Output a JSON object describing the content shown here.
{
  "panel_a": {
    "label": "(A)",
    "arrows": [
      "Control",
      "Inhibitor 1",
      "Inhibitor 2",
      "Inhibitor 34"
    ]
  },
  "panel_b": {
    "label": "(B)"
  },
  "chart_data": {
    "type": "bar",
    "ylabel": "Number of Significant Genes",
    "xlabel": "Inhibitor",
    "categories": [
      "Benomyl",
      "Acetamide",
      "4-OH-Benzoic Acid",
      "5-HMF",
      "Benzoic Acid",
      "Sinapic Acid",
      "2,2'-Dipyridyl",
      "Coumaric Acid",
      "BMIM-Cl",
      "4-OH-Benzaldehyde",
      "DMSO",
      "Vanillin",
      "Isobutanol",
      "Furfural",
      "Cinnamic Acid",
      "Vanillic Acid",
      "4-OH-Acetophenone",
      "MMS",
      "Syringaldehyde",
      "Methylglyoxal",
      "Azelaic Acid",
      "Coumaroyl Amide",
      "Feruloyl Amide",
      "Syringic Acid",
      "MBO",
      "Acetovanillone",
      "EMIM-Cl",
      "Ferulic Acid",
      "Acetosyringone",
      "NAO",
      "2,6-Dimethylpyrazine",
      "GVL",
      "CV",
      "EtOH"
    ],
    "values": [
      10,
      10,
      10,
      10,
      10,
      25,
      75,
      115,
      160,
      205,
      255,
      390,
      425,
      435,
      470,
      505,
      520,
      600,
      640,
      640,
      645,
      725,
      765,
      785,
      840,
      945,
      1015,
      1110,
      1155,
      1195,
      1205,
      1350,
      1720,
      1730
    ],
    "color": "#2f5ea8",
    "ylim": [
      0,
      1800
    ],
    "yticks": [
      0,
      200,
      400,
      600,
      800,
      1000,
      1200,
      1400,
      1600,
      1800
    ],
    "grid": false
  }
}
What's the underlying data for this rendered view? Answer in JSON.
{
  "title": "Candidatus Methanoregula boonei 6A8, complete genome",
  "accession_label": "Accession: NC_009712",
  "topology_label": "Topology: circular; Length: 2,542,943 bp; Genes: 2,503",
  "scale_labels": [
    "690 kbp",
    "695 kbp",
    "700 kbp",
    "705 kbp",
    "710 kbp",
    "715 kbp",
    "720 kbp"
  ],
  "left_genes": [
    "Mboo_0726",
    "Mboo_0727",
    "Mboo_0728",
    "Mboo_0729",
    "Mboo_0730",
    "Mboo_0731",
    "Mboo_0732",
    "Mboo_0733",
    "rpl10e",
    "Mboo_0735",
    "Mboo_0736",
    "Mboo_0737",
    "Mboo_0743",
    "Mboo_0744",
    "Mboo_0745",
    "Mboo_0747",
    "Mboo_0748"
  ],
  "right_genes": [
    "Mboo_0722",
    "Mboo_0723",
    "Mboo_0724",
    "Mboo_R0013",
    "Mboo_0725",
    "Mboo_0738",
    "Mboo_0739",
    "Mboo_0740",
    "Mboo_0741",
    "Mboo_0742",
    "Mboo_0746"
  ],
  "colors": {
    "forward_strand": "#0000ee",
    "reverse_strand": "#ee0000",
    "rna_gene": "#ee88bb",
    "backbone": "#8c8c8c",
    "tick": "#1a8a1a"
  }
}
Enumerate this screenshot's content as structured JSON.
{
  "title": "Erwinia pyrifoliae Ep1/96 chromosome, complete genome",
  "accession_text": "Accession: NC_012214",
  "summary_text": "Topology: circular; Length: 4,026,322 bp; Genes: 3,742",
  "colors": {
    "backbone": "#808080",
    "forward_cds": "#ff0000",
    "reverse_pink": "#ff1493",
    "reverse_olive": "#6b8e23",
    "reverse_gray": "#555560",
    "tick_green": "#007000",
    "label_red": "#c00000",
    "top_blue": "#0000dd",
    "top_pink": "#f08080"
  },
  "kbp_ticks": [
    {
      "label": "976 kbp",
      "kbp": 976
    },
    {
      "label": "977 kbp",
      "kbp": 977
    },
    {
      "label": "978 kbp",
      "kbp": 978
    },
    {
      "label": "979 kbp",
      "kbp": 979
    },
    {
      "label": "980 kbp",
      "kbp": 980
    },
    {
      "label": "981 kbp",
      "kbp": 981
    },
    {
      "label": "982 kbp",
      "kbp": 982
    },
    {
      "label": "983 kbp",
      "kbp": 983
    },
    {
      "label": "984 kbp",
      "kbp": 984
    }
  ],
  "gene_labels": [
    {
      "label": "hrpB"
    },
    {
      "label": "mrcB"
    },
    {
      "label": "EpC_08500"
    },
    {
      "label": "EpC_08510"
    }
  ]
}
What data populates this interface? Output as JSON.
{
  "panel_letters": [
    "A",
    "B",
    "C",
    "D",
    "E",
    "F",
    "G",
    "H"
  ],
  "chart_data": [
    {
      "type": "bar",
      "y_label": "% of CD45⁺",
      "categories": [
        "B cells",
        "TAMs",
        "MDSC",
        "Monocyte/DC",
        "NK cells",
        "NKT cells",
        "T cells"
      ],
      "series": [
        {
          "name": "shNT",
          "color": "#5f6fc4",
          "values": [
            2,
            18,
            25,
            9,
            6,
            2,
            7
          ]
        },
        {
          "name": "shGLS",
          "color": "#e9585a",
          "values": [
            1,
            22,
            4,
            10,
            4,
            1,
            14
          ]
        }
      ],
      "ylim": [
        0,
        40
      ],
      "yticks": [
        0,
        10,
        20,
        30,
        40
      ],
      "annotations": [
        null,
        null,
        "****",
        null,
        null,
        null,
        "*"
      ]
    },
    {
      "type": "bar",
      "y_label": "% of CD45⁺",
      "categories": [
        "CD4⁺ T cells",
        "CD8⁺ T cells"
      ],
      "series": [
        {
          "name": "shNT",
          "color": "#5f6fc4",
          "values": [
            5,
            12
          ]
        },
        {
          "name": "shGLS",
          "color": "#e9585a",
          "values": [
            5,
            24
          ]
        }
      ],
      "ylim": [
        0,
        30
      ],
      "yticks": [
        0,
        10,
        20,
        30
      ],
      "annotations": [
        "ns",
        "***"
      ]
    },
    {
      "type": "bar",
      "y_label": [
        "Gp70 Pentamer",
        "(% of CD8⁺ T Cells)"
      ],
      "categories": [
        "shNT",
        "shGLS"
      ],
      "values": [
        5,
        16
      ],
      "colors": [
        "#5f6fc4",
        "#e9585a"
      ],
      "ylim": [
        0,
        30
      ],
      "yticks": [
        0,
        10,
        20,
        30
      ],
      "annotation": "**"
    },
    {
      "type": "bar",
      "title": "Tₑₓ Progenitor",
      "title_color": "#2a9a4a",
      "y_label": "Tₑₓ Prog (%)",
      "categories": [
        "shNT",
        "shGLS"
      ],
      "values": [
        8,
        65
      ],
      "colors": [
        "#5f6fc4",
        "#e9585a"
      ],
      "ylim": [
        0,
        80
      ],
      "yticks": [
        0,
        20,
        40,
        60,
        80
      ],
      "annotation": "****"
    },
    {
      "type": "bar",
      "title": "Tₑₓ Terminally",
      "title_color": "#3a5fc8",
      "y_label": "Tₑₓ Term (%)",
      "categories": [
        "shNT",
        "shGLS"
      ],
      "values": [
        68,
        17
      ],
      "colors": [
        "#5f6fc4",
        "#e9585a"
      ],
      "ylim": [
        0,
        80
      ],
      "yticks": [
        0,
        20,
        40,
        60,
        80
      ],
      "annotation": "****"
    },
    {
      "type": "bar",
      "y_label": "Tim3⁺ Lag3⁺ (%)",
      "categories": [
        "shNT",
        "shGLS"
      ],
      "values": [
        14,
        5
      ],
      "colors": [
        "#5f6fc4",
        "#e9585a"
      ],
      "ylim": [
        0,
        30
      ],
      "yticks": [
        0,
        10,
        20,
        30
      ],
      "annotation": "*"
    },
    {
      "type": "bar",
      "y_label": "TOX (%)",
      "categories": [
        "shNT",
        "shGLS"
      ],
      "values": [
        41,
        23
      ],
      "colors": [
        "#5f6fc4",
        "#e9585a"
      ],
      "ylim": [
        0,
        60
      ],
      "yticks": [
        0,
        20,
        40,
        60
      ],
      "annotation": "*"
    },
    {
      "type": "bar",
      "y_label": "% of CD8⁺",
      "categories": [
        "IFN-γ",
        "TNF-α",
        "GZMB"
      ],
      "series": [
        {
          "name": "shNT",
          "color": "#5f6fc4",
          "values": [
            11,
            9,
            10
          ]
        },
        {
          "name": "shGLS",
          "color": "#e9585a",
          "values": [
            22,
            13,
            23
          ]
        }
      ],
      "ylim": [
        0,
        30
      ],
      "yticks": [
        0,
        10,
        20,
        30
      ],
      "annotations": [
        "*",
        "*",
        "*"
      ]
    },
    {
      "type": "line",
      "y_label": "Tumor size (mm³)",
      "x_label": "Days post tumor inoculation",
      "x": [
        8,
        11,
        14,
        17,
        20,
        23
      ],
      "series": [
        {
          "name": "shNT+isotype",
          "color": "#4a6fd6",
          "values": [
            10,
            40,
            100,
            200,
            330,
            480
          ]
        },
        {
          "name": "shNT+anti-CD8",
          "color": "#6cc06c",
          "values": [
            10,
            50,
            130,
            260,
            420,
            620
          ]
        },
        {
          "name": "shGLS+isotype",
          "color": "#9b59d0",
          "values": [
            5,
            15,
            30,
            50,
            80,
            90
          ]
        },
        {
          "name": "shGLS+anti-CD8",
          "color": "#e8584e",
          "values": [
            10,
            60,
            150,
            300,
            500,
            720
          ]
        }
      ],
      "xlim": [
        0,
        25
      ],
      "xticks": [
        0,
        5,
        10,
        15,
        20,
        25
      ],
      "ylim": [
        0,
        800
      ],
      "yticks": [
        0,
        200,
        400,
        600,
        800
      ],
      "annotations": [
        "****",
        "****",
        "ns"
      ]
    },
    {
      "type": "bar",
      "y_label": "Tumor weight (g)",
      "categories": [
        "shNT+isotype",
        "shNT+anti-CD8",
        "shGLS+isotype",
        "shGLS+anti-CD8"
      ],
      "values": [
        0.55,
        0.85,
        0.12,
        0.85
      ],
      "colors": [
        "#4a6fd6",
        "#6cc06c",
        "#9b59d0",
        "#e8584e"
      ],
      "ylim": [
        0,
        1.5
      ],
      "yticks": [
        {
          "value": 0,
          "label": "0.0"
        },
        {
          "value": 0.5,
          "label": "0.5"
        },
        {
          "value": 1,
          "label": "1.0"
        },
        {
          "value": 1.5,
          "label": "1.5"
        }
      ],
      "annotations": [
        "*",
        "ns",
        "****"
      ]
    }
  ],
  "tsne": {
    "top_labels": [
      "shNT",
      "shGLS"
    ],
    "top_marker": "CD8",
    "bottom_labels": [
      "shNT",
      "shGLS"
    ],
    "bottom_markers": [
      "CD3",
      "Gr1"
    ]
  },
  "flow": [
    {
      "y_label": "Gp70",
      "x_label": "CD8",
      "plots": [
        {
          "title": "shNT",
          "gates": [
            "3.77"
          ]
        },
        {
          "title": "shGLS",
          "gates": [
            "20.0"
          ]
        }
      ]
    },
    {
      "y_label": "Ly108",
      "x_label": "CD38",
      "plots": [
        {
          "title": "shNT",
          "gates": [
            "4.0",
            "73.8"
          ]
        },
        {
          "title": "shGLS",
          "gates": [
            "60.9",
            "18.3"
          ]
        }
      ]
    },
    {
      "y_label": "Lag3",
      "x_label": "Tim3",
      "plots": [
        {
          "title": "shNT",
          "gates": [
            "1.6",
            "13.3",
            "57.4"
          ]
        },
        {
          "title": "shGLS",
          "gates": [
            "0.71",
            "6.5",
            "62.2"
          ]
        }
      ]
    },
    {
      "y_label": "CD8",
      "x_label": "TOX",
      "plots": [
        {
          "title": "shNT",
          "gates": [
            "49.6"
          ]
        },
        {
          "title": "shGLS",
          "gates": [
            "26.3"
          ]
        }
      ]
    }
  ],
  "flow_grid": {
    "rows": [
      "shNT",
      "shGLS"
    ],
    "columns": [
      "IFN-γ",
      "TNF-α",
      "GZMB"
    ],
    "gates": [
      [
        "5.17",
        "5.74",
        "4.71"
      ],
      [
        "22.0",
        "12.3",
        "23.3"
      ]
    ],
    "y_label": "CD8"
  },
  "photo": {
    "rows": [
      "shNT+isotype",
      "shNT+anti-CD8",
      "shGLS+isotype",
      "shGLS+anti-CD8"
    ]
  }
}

+ + + +

TASK DETAILS:
The answer must be every line from the records above that contains the word "circular", copied in full.

OUTPUT:
  "topology_label": "Topology: circular; Length: 2,542,943 bp; Genes: 2,503",
  "summary_text": "Topology: circular; Length: 4,026,322 bp; Genes: 3,742",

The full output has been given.